▽
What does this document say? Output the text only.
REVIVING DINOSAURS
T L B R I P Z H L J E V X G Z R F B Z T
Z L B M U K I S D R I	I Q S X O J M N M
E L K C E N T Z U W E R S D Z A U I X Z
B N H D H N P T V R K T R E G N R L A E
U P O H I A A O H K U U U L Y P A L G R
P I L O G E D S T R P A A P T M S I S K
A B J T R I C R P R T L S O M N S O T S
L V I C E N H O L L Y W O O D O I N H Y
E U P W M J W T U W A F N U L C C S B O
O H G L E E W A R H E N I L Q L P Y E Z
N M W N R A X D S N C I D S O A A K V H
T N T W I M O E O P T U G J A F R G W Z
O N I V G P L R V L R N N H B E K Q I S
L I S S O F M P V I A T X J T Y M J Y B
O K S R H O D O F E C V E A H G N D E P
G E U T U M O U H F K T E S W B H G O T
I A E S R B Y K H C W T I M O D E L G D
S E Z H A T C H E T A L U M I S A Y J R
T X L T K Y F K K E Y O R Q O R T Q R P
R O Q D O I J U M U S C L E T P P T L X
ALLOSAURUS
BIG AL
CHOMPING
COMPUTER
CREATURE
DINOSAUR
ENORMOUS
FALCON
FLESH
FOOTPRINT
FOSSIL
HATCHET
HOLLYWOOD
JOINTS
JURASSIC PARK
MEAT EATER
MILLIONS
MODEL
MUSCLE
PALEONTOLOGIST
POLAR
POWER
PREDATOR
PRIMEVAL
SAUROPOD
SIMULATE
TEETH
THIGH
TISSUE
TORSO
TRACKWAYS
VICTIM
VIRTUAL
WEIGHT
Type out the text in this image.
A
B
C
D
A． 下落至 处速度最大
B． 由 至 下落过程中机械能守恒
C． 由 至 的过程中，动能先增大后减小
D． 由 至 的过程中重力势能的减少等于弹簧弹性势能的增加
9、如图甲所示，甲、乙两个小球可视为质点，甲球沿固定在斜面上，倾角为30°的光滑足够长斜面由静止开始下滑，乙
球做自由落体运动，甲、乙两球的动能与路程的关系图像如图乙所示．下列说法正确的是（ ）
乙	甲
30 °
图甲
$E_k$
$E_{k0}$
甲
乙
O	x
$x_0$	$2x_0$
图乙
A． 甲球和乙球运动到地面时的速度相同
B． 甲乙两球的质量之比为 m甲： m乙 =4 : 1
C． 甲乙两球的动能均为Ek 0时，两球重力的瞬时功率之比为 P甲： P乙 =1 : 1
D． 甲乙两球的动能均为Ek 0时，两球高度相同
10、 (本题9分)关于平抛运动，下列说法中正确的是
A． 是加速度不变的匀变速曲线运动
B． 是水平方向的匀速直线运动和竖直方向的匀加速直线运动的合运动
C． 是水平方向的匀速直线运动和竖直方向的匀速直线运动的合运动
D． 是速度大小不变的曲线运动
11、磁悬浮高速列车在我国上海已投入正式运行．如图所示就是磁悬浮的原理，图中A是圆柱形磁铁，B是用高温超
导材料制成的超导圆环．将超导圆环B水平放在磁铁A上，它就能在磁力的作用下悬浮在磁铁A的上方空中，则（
△
- _Goal of the exercise_
Output every entry shown above, exactly.

- _Written answer_
What does this document say? Output the text only.
REVIVING DINOSAURS
T L B R I P Z H L J E V X G Z R F B Z T
Z L B M U K I S D R I	I Q S X O J M N M
E L K C E N T Z U W E R S D Z A U I X Z
B N H D H N P T V R K T R E G N R L A E
U P O H I A A O H K U U U L Y P A L G R
P I L O G E D S T R P A A P T M S I S K
A B J T R I C R P R T L S O M N S O T S
L V I C E N H O L L Y W O O D O I N H Y
E U P W M J W T U W A F N U L C C S B O
O H G L E E W A R H E N I L Q L P Y E Z
N M W N R A X D S N C I D S O A A K V H
T N T W I M O E O P T U G J A F R G W Z
O N I V G P L R V L R N N H B E K Q I S
L I S S O F M P V I A T X J T Y M J Y B
O K S R H O D O F E C V E A H G N D E P
G E U T U M O U H F K T E S W B H G O T
I A E S R B Y K H C W T I M O D E L G D
S E Z H A T C H E T A L U M I S A Y J R
T X L T K Y F K K E Y O R Q O R T Q R P
R O Q D O I J U M U S C L E T P P T L X
ALLOSAURUS
BIG AL
CHOMPING
COMPUTER
CREATURE
DINOSAUR
ENORMOUS
FALCON
FLESH
FOOTPRINT
FOSSIL
HATCHET
HOLLYWOOD
JOINTS
JURASSIC PARK
MEAT EATER
MILLIONS
MODEL
MUSCLE
PALEONTOLOGIST
POLAR
POWER
PREDATOR
PRIMEVAL
SAUROPOD
SIMULATE
TEETH
THIGH
TISSUE
TORSO
TRACKWAYS
VICTIM
VIRTUAL
WEIGHT
Type out the text in this image.
A
B
C
D
A． 下落至 处速度最大
B． 由 至 下落过程中机械能守恒
C． 由 至 的过程中，动能先增大后减小
D． 由 至 的过程中重力势能的减少等于弹簧弹性势能的增加
9、如图甲所示，甲、乙两个小球可视为质点，甲球沿固定在斜面上，倾角为30°的光滑足够长斜面由静止开始下滑，乙
球做自由落体运动，甲、乙两球的动能与路程的关系图像如图乙所示．下列说法正确的是（ ）
乙	甲
30 °
图甲
$E_k$
$E_{k0}$
甲
乙
O	x
$x_0$	$2x_0$
图乙
A． 甲球和乙球运动到地面时的速度相同
B． 甲乙两球的质量之比为 m甲： m乙 =4 : 1
C． 甲乙两球的动能均为Ek 0时，两球重力的瞬时功率之比为 P甲： P乙 =1 : 1
D． 甲乙两球的动能均为Ek 0时，两球高度相同
10、 (本题9分)关于平抛运动，下列说法中正确的是
A． 是加速度不变的匀变速曲线运动
B． 是水平方向的匀速直线运动和竖直方向的匀加速直线运动的合运动
C． 是水平方向的匀速直线运动和竖直方向的匀速直线运动的合运动
D． 是速度大小不变的曲线运动
11、磁悬浮高速列车在我国上海已投入正式运行．如图所示就是磁悬浮的原理，图中A是圆柱形磁铁，B是用高温超
导材料制成的超导圆环．将超导圆环B水平放在磁铁A上，它就能在磁力的作用下悬浮在磁铁A的上方空中，则（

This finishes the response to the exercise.